* start TASK INPUT *
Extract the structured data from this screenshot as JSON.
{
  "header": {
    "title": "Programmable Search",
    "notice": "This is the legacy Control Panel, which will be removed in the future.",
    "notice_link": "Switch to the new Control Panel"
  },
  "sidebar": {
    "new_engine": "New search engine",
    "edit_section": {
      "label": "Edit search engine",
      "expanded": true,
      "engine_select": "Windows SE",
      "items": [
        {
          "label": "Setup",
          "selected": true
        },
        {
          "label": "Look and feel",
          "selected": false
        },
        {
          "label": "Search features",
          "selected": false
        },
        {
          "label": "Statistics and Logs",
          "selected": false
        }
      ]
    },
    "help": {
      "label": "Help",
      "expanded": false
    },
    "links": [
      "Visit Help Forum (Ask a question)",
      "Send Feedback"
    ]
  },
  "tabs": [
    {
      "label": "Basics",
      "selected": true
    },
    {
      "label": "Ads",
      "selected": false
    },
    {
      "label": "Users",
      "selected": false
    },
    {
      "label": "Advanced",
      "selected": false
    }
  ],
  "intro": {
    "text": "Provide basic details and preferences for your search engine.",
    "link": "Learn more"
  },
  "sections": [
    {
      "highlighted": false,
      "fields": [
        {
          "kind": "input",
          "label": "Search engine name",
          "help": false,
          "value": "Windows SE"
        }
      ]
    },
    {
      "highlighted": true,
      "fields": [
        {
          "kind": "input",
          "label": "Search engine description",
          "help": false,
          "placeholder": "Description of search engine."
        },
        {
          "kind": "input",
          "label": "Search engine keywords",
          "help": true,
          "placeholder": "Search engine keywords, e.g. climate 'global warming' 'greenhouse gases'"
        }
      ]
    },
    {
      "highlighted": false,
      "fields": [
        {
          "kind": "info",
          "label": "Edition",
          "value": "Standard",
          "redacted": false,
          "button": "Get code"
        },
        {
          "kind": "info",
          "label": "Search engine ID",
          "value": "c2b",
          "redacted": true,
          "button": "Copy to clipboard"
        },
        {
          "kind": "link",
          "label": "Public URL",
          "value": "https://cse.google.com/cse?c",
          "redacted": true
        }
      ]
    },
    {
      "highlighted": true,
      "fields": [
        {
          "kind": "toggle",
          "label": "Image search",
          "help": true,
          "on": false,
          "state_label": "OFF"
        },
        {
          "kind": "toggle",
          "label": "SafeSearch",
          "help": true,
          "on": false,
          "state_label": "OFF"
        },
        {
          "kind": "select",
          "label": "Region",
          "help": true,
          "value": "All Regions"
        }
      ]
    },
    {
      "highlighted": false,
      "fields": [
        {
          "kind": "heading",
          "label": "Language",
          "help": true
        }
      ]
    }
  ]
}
* end TASK INPUT *
→ REQUIREMENT
Show the lines from the data above that contain the string "value".

→ SOLUTION
          "value": "Windows SE"
          "value": "Standard",
          "value": "c2b",
          "value": "https://cse.google.com/cse?c",
          "value": "All Regions"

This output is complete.